_EXERCISE DESCRIPTION_: Copy every line from the records below that holds the word "this".

_SUPPLIED ENTRIES_:
((
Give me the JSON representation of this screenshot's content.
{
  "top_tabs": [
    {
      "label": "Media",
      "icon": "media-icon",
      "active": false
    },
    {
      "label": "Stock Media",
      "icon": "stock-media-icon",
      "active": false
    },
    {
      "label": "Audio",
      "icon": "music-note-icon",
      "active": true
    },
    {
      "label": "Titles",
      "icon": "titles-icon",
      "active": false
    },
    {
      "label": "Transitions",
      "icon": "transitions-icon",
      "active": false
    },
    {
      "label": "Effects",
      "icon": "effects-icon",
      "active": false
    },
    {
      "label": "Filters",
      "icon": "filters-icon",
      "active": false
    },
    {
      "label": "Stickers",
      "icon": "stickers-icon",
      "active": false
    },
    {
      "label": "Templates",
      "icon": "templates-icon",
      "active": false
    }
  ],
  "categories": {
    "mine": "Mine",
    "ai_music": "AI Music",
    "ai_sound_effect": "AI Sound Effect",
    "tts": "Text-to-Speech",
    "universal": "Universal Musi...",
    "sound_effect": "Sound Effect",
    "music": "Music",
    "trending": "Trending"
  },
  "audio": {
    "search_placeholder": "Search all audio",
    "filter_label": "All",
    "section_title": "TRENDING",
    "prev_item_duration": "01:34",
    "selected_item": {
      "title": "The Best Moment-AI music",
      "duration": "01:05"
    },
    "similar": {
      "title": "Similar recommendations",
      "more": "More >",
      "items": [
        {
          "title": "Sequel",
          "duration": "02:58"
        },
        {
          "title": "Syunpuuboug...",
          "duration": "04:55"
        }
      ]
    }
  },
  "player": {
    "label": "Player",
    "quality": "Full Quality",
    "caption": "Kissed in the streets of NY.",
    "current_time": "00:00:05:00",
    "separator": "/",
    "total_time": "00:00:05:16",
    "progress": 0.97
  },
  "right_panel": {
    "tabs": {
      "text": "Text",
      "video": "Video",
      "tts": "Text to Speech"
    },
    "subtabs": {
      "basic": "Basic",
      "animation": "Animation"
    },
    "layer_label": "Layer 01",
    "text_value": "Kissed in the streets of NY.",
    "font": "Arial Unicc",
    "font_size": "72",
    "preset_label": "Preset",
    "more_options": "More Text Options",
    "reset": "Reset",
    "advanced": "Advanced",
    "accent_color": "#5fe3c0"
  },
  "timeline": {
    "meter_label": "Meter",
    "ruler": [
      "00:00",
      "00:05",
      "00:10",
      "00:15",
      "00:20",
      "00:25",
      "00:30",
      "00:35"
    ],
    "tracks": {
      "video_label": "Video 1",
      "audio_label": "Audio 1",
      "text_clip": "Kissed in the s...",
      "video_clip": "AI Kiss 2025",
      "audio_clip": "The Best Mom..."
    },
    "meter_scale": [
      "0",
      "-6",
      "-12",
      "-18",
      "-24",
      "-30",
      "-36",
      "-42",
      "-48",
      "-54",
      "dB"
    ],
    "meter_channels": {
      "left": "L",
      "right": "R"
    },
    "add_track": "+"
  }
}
))
((
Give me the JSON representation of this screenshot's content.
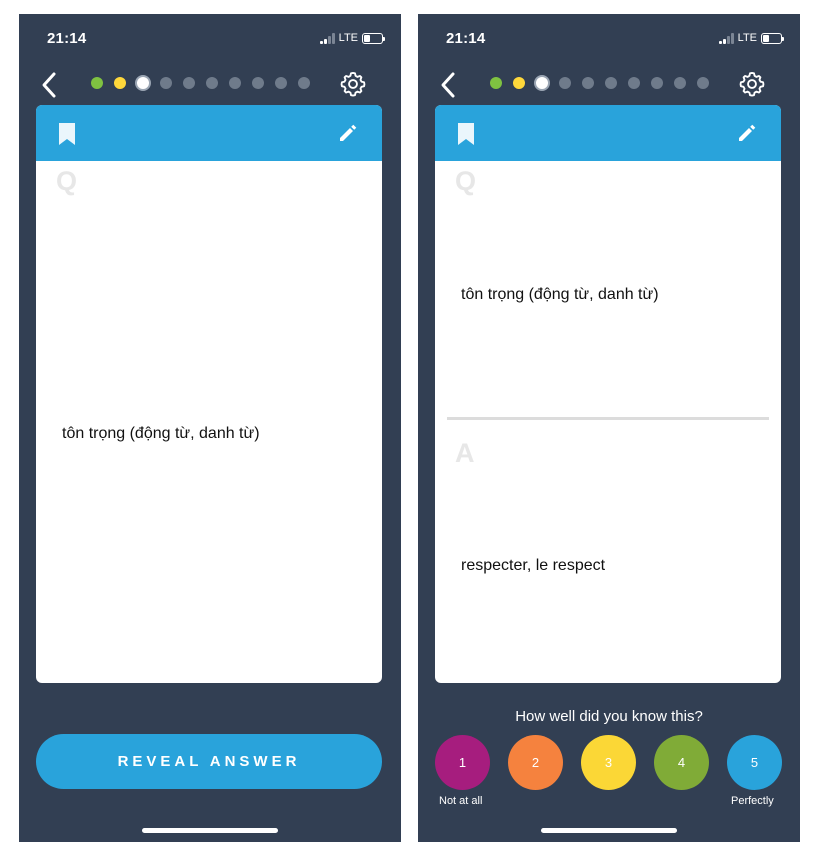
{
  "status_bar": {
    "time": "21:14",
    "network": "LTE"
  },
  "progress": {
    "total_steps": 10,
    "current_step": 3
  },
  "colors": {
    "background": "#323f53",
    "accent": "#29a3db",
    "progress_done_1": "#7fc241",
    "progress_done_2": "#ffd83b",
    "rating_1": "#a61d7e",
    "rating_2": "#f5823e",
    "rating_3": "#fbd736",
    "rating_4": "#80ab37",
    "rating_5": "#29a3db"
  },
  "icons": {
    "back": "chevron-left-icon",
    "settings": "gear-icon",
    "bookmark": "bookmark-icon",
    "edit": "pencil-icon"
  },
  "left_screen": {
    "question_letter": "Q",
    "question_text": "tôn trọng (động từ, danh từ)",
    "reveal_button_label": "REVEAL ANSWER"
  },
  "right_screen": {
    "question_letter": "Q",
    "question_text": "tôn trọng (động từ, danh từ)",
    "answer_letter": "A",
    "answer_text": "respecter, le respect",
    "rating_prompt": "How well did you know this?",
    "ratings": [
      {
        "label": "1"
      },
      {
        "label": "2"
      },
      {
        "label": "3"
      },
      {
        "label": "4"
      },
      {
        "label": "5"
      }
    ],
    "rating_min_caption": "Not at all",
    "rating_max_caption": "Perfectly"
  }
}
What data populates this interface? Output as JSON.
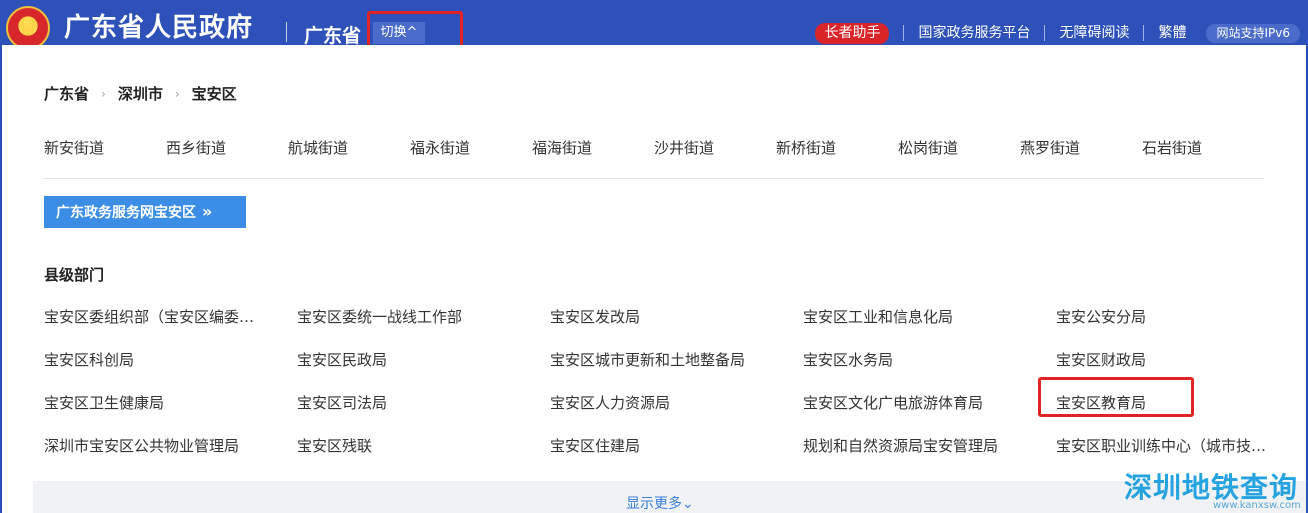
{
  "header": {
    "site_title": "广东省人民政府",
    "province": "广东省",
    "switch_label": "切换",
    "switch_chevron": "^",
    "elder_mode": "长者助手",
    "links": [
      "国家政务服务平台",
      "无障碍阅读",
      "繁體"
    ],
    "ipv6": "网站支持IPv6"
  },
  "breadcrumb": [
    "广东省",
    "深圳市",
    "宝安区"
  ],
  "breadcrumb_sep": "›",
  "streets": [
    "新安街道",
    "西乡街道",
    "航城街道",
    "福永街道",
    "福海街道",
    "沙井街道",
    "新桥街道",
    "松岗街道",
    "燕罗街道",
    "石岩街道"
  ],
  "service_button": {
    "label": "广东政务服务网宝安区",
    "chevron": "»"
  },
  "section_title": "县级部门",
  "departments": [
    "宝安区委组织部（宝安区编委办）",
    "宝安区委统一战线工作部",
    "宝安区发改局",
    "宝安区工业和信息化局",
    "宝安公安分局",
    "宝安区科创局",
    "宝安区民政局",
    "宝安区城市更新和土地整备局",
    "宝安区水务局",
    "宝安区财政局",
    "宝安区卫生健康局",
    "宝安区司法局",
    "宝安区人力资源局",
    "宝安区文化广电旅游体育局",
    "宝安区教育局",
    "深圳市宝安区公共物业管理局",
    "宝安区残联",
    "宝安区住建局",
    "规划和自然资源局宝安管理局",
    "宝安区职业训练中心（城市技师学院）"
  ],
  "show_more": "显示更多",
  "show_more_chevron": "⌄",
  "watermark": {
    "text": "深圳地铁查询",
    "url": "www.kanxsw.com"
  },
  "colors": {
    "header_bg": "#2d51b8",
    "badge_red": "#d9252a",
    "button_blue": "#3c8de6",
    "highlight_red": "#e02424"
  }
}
))
_FINAL ANSWER_:
Give me the JSON representation of this screenshot's content.
Give me the JSON representation of this screenshot's content.
    "rating_prompt": "How well did you know this?",
What data populates this interface? Output as JSON.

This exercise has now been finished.